#### Collection entries
========================================

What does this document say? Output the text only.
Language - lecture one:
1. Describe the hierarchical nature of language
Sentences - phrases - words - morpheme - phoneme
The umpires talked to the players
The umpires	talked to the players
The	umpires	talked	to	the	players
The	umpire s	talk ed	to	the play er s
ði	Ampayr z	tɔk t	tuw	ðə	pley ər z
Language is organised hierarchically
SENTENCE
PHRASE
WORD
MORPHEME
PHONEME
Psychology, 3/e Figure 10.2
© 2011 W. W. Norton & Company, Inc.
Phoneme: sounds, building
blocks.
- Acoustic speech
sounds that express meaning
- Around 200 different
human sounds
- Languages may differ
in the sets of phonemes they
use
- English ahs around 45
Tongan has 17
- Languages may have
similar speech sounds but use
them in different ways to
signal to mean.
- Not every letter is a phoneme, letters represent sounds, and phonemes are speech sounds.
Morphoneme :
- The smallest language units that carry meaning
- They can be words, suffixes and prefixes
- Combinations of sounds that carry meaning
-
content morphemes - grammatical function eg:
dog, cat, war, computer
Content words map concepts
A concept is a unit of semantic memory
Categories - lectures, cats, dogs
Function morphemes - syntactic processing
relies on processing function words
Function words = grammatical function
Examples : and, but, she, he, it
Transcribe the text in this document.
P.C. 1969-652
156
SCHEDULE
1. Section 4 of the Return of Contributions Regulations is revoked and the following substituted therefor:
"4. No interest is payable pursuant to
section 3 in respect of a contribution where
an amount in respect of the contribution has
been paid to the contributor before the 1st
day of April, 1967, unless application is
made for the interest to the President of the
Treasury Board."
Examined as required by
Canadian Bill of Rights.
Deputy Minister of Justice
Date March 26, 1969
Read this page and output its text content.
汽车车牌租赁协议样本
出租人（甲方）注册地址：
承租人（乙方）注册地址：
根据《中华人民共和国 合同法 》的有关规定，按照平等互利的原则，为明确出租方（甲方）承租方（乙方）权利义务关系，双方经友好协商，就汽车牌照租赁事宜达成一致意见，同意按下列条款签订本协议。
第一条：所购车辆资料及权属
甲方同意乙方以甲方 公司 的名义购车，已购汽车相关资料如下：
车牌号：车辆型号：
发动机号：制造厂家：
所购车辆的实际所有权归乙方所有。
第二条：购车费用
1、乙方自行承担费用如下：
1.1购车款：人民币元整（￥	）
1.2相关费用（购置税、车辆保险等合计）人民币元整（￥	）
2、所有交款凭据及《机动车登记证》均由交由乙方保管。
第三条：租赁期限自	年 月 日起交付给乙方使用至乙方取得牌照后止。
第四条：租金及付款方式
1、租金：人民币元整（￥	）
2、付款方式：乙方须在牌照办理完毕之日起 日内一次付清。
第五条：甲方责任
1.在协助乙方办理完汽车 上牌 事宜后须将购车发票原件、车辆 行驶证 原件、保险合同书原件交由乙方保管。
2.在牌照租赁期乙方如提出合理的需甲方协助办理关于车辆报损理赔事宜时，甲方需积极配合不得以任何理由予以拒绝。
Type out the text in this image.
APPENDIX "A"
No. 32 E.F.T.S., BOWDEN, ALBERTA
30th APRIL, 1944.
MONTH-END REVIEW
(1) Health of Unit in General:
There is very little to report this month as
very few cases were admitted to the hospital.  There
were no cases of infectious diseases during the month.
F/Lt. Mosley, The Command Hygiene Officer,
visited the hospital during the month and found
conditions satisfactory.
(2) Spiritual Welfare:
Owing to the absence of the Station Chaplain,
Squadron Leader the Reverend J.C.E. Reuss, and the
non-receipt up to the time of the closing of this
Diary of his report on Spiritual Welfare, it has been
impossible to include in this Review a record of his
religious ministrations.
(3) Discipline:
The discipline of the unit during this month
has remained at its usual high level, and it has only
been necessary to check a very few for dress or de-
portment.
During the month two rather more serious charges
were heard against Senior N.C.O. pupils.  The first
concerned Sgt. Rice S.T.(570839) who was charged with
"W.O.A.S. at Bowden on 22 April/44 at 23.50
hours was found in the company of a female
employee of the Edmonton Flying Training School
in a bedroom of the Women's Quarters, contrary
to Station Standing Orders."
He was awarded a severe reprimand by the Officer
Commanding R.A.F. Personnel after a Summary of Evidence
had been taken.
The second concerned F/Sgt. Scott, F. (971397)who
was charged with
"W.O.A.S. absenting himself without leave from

========================================

#### Prompt
All of the lines above need to be given again exactly.

#### Answer to this problem
What does this document say? Output the text only.
Language - lecture one:
1. Describe the hierarchical nature of language
Sentences - phrases - words - morpheme - phoneme
The umpires talked to the players
The umpires	talked to the players
The	umpires	talked	to	the	players
The	umpire s	talk ed	to	the play er s
ði	Ampayr z	tɔk t	tuw	ðə	pley ər z
Language is organised hierarchically
SENTENCE
PHRASE
WORD
MORPHEME
PHONEME
Psychology, 3/e Figure 10.2
© 2011 W. W. Norton & Company, Inc.
Phoneme: sounds, building
blocks.
- Acoustic speech
sounds that express meaning
- Around 200 different
human sounds
- Languages may differ
in the sets of phonemes they
use
- English ahs around 45
Tongan has 17
- Languages may have
similar speech sounds but use
them in different ways to
signal to mean.
- Not every letter is a phoneme, letters represent sounds, and phonemes are speech sounds.
Morphoneme :
- The smallest language units that carry meaning
- They can be words, suffixes and prefixes
- Combinations of sounds that carry meaning
-
content morphemes - grammatical function eg:
dog, cat, war, computer
Content words map concepts
A concept is a unit of semantic memory
Categories - lectures, cats, dogs
Function morphemes - syntactic processing
relies on processing function words
Function words = grammatical function
Examples : and, but, she, he, it
Transcribe the text in this document.
P.C. 1969-652
156
SCHEDULE
1. Section 4 of the Return of Contributions Regulations is revoked and the following substituted therefor:
"4. No interest is payable pursuant to
section 3 in respect of a contribution where
an amount in respect of the contribution has
been paid to the contributor before the 1st
day of April, 1967, unless application is
made for the interest to the President of the
Treasury Board."
Examined as required by
Canadian Bill of Rights.
Deputy Minister of Justice
Date March 26, 1969
Read this page and output its text content.
汽车车牌租赁协议样本
出租人（甲方）注册地址：
承租人（乙方）注册地址：
根据《中华人民共和国 合同法 》的有关规定，按照平等互利的原则，为明确出租方（甲方）承租方（乙方）权利义务关系，双方经友好协商，就汽车牌照租赁事宜达成一致意见，同意按下列条款签订本协议。
第一条：所购车辆资料及权属
甲方同意乙方以甲方 公司 的名义购车，已购汽车相关资料如下：
车牌号：车辆型号：
发动机号：制造厂家：
所购车辆的实际所有权归乙方所有。
第二条：购车费用
1、乙方自行承担费用如下：
1.1购车款：人民币元整（￥	）
1.2相关费用（购置税、车辆保险等合计）人民币元整（￥	）
2、所有交款凭据及《机动车登记证》均由交由乙方保管。
第三条：租赁期限自	年 月 日起交付给乙方使用至乙方取得牌照后止。
第四条：租金及付款方式
1、租金：人民币元整（￥	）
2、付款方式：乙方须在牌照办理完毕之日起 日内一次付清。
第五条：甲方责任
1.在协助乙方办理完汽车 上牌 事宜后须将购车发票原件、车辆 行驶证 原件、保险合同书原件交由乙方保管。
2.在牌照租赁期乙方如提出合理的需甲方协助办理关于车辆报损理赔事宜时，甲方需积极配合不得以任何理由予以拒绝。
Type out the text in this image.
APPENDIX "A"
No. 32 E.F.T.S., BOWDEN, ALBERTA
30th APRIL, 1944.
MONTH-END REVIEW
(1) Health of Unit in General:
There is very little to report this month as
very few cases were admitted to the hospital.  There
were no cases of infectious diseases during the month.
F/Lt. Mosley, The Command Hygiene Officer,
visited the hospital during the month and found
conditions satisfactory.
(2) Spiritual Welfare:
Owing to the absence of the Station Chaplain,
Squadron Leader the Reverend J.C.E. Reuss, and the
non-receipt up to the time of the closing of this
Diary of his report on Spiritual Welfare, it has been
impossible to include in this Review a record of his
religious ministrations.
(3) Discipline:
The discipline of the unit during this month
has remained at its usual high level, and it has only
been necessary to check a very few for dress or de-
portment.
During the month two rather more serious charges
were heard against Senior N.C.O. pupils.  The first
concerned Sgt. Rice S.T.(570839) who was charged with
"W.O.A.S. at Bowden on 22 April/44 at 23.50
hours was found in the company of a female
employee of the Edmonton Flying Training School
in a bedroom of the Women's Quarters, contrary
to Station Standing Orders."
He was awarded a severe reprimand by the Officer
Commanding R.A.F. Personnel after a Summary of Evidence
had been taken.
The second concerned F/Sgt. Scott, F. (971397)who
was charged with
"W.O.A.S. absenting himself without leave from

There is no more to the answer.